_TAREA PLANTEADA_
Por favor, copia los registros entre las líneas que contienen "Text: 4: 4 bbox=[313, 558, 324, 573]" y "Bar bbox=[421, 939, 435, 964]", ambas incluidas, cambiando "Bar" por "Barra" y sin tocar nada más.

|---|

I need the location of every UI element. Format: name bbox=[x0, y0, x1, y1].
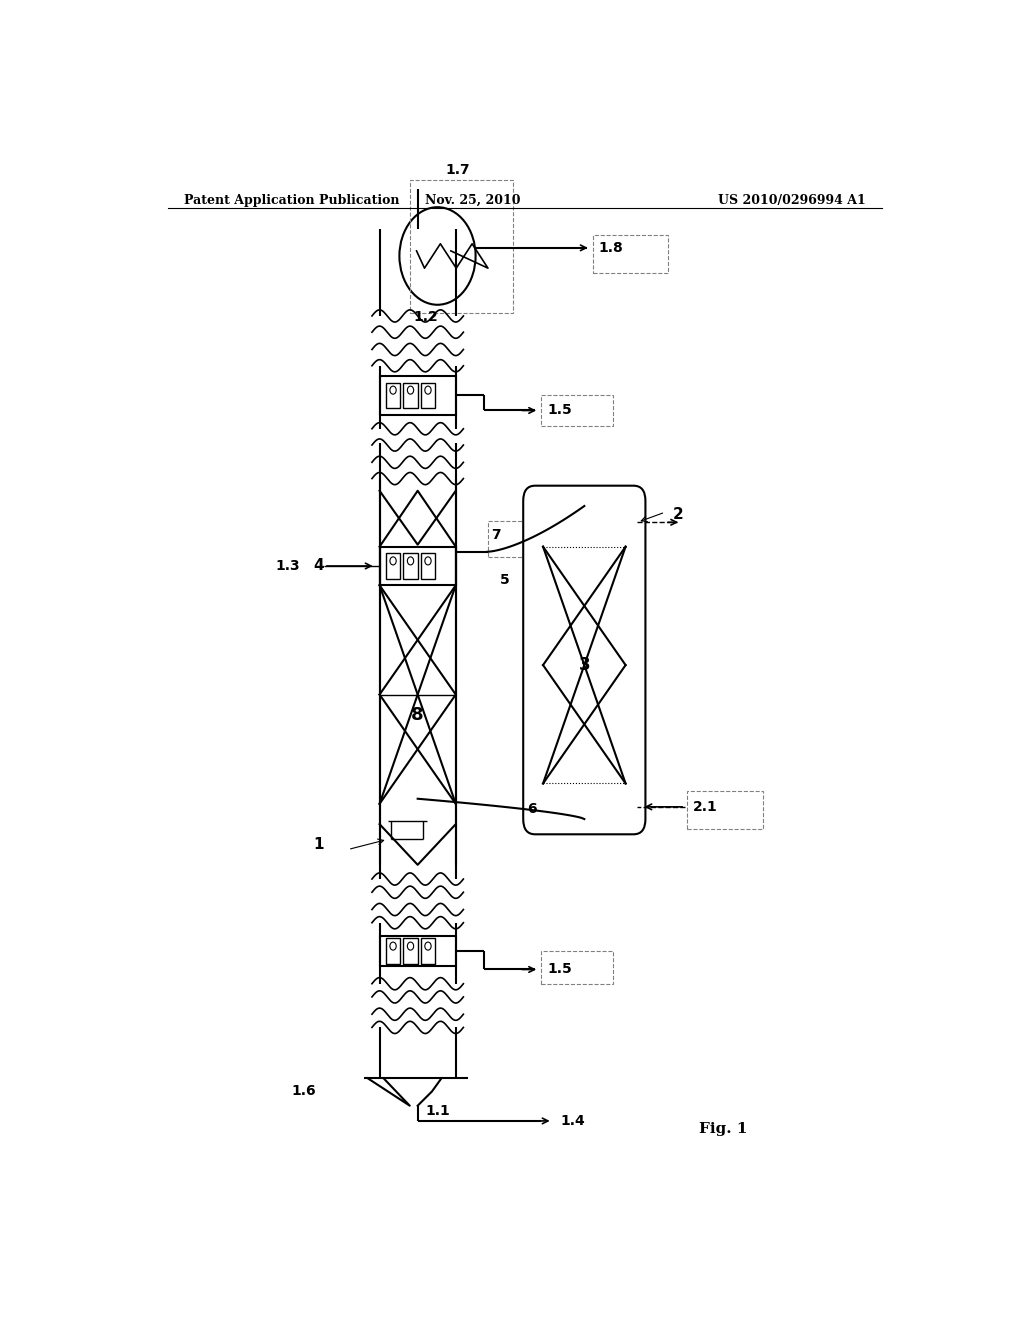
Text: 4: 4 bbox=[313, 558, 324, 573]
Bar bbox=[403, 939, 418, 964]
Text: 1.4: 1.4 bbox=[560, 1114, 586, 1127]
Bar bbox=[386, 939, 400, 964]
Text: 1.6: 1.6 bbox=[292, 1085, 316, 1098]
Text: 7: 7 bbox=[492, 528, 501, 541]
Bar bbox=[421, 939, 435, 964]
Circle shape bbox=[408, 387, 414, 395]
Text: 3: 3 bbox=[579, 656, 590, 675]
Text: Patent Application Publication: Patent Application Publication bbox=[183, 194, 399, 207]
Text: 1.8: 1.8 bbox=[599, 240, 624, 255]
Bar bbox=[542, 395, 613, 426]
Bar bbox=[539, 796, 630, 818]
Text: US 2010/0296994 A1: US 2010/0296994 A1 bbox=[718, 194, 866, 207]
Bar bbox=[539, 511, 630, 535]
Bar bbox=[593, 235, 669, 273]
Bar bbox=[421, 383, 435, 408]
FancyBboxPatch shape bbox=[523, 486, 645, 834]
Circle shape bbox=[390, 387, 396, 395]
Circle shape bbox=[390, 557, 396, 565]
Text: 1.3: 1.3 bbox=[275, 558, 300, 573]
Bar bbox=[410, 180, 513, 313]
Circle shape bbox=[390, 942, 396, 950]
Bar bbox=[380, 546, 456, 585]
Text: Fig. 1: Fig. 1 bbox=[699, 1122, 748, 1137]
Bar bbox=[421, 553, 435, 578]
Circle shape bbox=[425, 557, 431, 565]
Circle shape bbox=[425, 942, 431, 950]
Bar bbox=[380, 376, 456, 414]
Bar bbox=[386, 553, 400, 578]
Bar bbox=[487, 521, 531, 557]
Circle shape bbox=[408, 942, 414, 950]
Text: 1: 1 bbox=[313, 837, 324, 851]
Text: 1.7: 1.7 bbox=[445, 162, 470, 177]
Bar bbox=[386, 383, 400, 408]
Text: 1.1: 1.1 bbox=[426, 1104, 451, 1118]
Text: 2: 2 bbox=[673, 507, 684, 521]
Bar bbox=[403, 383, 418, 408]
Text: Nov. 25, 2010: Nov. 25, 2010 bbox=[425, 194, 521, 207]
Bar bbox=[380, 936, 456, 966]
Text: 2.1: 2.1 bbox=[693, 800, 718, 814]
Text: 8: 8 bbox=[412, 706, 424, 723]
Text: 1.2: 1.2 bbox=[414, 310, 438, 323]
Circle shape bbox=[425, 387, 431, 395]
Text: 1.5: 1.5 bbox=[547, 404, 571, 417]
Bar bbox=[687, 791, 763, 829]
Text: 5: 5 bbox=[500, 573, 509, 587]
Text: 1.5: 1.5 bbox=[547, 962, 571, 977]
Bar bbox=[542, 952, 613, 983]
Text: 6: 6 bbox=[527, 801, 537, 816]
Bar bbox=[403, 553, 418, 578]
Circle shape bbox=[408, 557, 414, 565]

|---|

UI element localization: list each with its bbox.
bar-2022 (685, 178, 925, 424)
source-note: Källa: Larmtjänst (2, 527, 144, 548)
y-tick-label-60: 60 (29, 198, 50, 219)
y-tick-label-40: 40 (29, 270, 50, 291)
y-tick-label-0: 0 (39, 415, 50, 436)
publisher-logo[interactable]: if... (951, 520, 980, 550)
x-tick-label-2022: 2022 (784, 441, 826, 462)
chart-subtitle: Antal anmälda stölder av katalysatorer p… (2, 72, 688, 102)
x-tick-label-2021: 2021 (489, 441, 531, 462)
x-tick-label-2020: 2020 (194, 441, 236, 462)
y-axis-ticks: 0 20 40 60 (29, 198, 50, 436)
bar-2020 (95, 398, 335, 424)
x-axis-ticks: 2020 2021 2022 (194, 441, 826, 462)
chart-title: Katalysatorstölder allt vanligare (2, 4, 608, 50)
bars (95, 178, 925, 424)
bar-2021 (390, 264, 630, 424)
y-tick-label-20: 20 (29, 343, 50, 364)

|---|

_RESPUESTA AL EJERCICIO_
Text: 4: 4 bbox=[313, 558, 324, 573]
Barra bbox=[403, 939, 418, 964]
Text: 1.4: 1.4 bbox=[560, 1114, 586, 1127]
Barra bbox=[386, 939, 400, 964]
Text: 1.6: 1.6 bbox=[292, 1085, 316, 1098]
Text: 7: 7 bbox=[492, 528, 501, 541]
Barra bbox=[421, 939, 435, 964]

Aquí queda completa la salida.